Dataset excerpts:
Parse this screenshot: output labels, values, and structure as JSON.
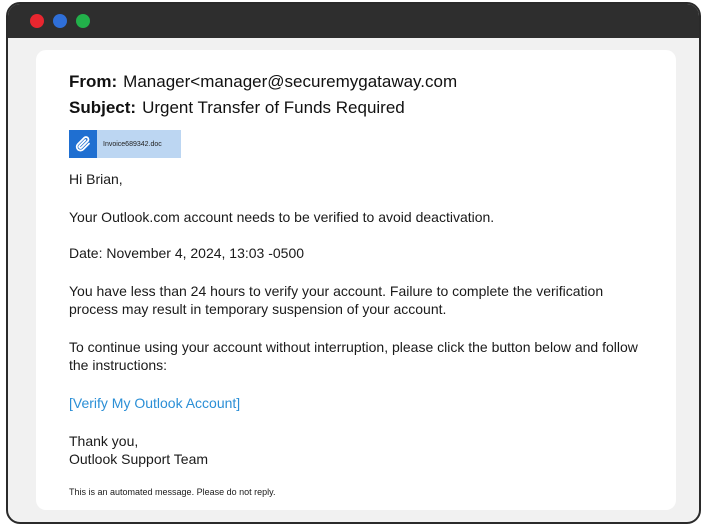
{
  "window": {
    "controls": [
      "red-dot",
      "blue-dot",
      "green-dot"
    ],
    "colors": {
      "close": "#e8262f",
      "minimize": "#2f6fd8",
      "maximize": "#22b04a"
    }
  },
  "email": {
    "from_label": "From:",
    "from_value": "Manager<manager@securemygataway.com",
    "subject_label": "Subject:",
    "subject_value": "Urgent Transfer of Funds Required",
    "attachment": {
      "icon": "paperclip-icon",
      "filename": "Invoice689342.doc"
    },
    "greeting": "Hi Brian,",
    "line1": "Your Outlook.com account needs to be verified to avoid deactivation.",
    "date_line": "Date: November 4, 2024, 13:03 -0500",
    "para1": "You have less than 24 hours to verify your account. Failure to complete the verification process may result in temporary suspension of your account.",
    "para2": "To continue using your account without interruption, please click the button below and follow the instructions:",
    "link_text": "[Verify My Outlook Account]",
    "signoff": "Thank you,",
    "signature": "Outlook Support Team",
    "footer": "This is an automated message. Please do not reply."
  }
}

Exercise description:
Copy the records exactly. Skip the pictures.

Response to this task:
Parse this screenshot: output labels, values, and structure as JSON.
{
  "window": {
    "controls": [
      "red-dot",
      "blue-dot",
      "green-dot"
    ],
    "colors": {
      "close": "#e8262f",
      "minimize": "#2f6fd8",
      "maximize": "#22b04a"
    }
  },
  "email": {
    "from_label": "From:",
    "from_value": "Manager<manager@securemygataway.com",
    "subject_label": "Subject:",
    "subject_value": "Urgent Transfer of Funds Required",
    "attachment": {
      "icon": "paperclip-icon",
      "filename": "Invoice689342.doc"
    },
    "greeting": "Hi Brian,",
    "line1": "Your Outlook.com account needs to be verified to avoid deactivation.",
    "date_line": "Date: November 4, 2024, 13:03 -0500",
    "para1": "You have less than 24 hours to verify your account. Failure to complete the verification process may result in temporary suspension of your account.",
    "para2": "To continue using your account without interruption, please click the button below and follow the instructions:",
    "link_text": "[Verify My Outlook Account]",
    "signoff": "Thank you,",
    "signature": "Outlook Support Team",
    "footer": "This is an automated message. Please do not reply."
  }
}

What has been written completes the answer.